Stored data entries
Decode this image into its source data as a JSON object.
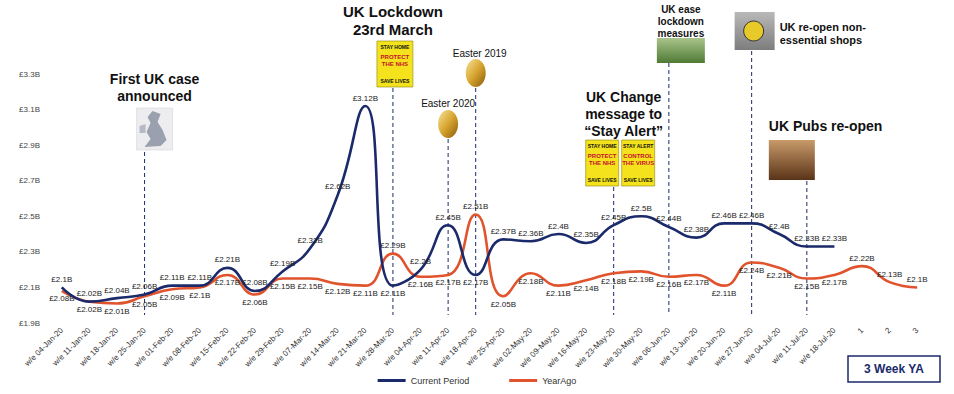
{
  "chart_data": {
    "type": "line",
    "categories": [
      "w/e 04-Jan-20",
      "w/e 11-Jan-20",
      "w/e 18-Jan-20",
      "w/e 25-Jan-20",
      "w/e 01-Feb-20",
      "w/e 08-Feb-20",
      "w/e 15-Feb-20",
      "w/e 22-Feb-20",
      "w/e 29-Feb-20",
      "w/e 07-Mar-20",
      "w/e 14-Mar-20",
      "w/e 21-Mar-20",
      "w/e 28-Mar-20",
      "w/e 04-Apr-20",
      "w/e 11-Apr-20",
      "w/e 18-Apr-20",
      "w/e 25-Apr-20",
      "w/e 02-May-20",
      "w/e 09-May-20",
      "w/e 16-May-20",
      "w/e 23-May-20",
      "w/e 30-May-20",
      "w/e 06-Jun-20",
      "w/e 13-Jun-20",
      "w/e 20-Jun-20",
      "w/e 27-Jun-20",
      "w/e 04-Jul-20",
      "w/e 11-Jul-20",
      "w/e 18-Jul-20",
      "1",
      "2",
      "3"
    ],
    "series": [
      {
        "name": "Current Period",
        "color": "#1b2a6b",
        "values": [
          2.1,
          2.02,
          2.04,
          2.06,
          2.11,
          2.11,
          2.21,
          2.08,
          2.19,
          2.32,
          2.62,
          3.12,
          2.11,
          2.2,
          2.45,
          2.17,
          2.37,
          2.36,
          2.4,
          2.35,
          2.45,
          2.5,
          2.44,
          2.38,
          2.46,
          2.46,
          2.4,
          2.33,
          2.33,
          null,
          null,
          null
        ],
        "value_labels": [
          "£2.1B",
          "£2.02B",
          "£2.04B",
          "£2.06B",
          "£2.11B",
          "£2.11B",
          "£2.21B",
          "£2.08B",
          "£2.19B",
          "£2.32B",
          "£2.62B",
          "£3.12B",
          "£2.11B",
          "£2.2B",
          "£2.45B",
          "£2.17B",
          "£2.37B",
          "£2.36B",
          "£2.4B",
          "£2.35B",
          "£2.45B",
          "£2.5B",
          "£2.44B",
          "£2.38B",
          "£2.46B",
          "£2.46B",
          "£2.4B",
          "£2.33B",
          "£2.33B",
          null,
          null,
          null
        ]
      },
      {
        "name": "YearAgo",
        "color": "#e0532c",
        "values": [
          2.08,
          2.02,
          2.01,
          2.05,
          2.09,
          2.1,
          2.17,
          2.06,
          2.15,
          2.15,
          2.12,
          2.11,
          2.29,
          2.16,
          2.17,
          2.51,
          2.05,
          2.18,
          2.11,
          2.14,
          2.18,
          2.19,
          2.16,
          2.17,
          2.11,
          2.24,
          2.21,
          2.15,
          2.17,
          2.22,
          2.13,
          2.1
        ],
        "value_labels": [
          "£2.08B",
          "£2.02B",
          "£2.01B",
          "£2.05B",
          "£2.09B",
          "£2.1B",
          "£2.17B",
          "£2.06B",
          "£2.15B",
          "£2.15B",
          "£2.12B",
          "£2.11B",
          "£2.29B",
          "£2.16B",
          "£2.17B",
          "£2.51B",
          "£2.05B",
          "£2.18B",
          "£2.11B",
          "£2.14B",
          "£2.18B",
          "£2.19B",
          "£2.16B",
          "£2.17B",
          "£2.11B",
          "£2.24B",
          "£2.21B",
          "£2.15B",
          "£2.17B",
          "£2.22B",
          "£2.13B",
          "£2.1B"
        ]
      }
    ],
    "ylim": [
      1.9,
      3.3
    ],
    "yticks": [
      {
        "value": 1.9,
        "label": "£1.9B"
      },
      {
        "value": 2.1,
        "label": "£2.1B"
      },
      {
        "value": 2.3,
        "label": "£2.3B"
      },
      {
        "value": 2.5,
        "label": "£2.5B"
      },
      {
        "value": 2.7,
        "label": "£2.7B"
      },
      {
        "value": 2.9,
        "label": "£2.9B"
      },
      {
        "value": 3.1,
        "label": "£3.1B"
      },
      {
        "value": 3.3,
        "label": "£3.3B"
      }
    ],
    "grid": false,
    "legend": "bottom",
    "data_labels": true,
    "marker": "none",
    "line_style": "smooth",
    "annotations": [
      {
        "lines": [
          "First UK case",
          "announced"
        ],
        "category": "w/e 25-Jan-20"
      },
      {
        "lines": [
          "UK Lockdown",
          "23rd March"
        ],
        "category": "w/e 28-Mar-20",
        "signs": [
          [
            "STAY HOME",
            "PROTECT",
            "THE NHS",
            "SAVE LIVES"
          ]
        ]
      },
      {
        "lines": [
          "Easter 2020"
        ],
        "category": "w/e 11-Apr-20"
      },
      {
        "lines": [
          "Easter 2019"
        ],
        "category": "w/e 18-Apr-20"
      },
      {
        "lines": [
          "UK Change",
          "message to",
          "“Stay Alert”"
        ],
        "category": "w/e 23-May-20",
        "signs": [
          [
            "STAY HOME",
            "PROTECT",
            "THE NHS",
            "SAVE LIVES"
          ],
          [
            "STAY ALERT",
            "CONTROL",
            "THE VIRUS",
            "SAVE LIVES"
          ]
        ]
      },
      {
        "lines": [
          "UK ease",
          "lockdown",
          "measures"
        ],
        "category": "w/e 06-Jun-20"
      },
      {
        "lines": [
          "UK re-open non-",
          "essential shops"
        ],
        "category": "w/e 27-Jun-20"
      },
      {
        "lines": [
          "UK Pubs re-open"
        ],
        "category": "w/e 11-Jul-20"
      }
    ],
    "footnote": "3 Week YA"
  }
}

Exercise brief>
Please keep every line of the data the same when you reproduce it, and keep every picture out.

Your solution>
Decode this image into its source data as a JSON object.
{
  "chart_data": {
    "type": "line",
    "categories": [
      "w/e 04-Jan-20",
      "w/e 11-Jan-20",
      "w/e 18-Jan-20",
      "w/e 25-Jan-20",
      "w/e 01-Feb-20",
      "w/e 08-Feb-20",
      "w/e 15-Feb-20",
      "w/e 22-Feb-20",
      "w/e 29-Feb-20",
      "w/e 07-Mar-20",
      "w/e 14-Mar-20",
      "w/e 21-Mar-20",
      "w/e 28-Mar-20",
      "w/e 04-Apr-20",
      "w/e 11-Apr-20",
      "w/e 18-Apr-20",
      "w/e 25-Apr-20",
      "w/e 02-May-20",
      "w/e 09-May-20",
      "w/e 16-May-20",
      "w/e 23-May-20",
      "w/e 30-May-20",
      "w/e 06-Jun-20",
      "w/e 13-Jun-20",
      "w/e 20-Jun-20",
      "w/e 27-Jun-20",
      "w/e 04-Jul-20",
      "w/e 11-Jul-20",
      "w/e 18-Jul-20",
      "1",
      "2",
      "3"
    ],
    "series": [
      {
        "name": "Current Period",
        "color": "#1b2a6b",
        "values": [
          2.1,
          2.02,
          2.04,
          2.06,
          2.11,
          2.11,
          2.21,
          2.08,
          2.19,
          2.32,
          2.62,
          3.12,
          2.11,
          2.2,
          2.45,
          2.17,
          2.37,
          2.36,
          2.4,
          2.35,
          2.45,
          2.5,
          2.44,
          2.38,
          2.46,
          2.46,
          2.4,
          2.33,
          2.33,
          null,
          null,
          null
        ],
        "value_labels": [
          "£2.1B",
          "£2.02B",
          "£2.04B",
          "£2.06B",
          "£2.11B",
          "£2.11B",
          "£2.21B",
          "£2.08B",
          "£2.19B",
          "£2.32B",
          "£2.62B",
          "£3.12B",
          "£2.11B",
          "£2.2B",
          "£2.45B",
          "£2.17B",
          "£2.37B",
          "£2.36B",
          "£2.4B",
          "£2.35B",
          "£2.45B",
          "£2.5B",
          "£2.44B",
          "£2.38B",
          "£2.46B",
          "£2.46B",
          "£2.4B",
          "£2.33B",
          "£2.33B",
          null,
          null,
          null
        ]
      },
      {
        "name": "YearAgo",
        "color": "#e0532c",
        "values": [
          2.08,
          2.02,
          2.01,
          2.05,
          2.09,
          2.1,
          2.17,
          2.06,
          2.15,
          2.15,
          2.12,
          2.11,
          2.29,
          2.16,
          2.17,
          2.51,
          2.05,
          2.18,
          2.11,
          2.14,
          2.18,
          2.19,
          2.16,
          2.17,
          2.11,
          2.24,
          2.21,
          2.15,
          2.17,
          2.22,
          2.13,
          2.1
        ],
        "value_labels": [
          "£2.08B",
          "£2.02B",
          "£2.01B",
          "£2.05B",
          "£2.09B",
          "£2.1B",
          "£2.17B",
          "£2.06B",
          "£2.15B",
          "£2.15B",
          "£2.12B",
          "£2.11B",
          "£2.29B",
          "£2.16B",
          "£2.17B",
          "£2.51B",
          "£2.05B",
          "£2.18B",
          "£2.11B",
          "£2.14B",
          "£2.18B",
          "£2.19B",
          "£2.16B",
          "£2.17B",
          "£2.11B",
          "£2.24B",
          "£2.21B",
          "£2.15B",
          "£2.17B",
          "£2.22B",
          "£2.13B",
          "£2.1B"
        ]
      }
    ],
    "ylim": [
      1.9,
      3.3
    ],
    "yticks": [
      {
        "value": 1.9,
        "label": "£1.9B"
      },
      {
        "value": 2.1,
        "label": "£2.1B"
      },
      {
        "value": 2.3,
        "label": "£2.3B"
      },
      {
        "value": 2.5,
        "label": "£2.5B"
      },
      {
        "value": 2.7,
        "label": "£2.7B"
      },
      {
        "value": 2.9,
        "label": "£2.9B"
      },
      {
        "value": 3.1,
        "label": "£3.1B"
      },
      {
        "value": 3.3,
        "label": "£3.3B"
      }
    ],
    "grid": false,
    "legend": "bottom",
    "data_labels": true,
    "marker": "none",
    "line_style": "smooth",
    "annotations": [
      {
        "lines": [
          "First UK case",
          "announced"
        ],
        "category": "w/e 25-Jan-20"
      },
      {
        "lines": [
          "UK Lockdown",
          "23rd March"
        ],
        "category": "w/e 28-Mar-20",
        "signs": [
          [
            "STAY HOME",
            "PROTECT",
            "THE NHS",
            "SAVE LIVES"
          ]
        ]
      },
      {
        "lines": [
          "Easter 2020"
        ],
        "category": "w/e 11-Apr-20"
      },
      {
        "lines": [
          "Easter 2019"
        ],
        "category": "w/e 18-Apr-20"
      },
      {
        "lines": [
          "UK Change",
          "message to",
          "“Stay Alert”"
        ],
        "category": "w/e 23-May-20",
        "signs": [
          [
            "STAY HOME",
            "PROTECT",
            "THE NHS",
            "SAVE LIVES"
          ],
          [
            "STAY ALERT",
            "CONTROL",
            "THE VIRUS",
            "SAVE LIVES"
          ]
        ]
      },
      {
        "lines": [
          "UK ease",
          "lockdown",
          "measures"
        ],
        "category": "w/e 06-Jun-20"
      },
      {
        "lines": [
          "UK re-open non-",
          "essential shops"
        ],
        "category": "w/e 27-Jun-20"
      },
      {
        "lines": [
          "UK Pubs re-open"
        ],
        "category": "w/e 11-Jul-20"
      }
    ],
    "footnote": "3 Week YA"
  }
}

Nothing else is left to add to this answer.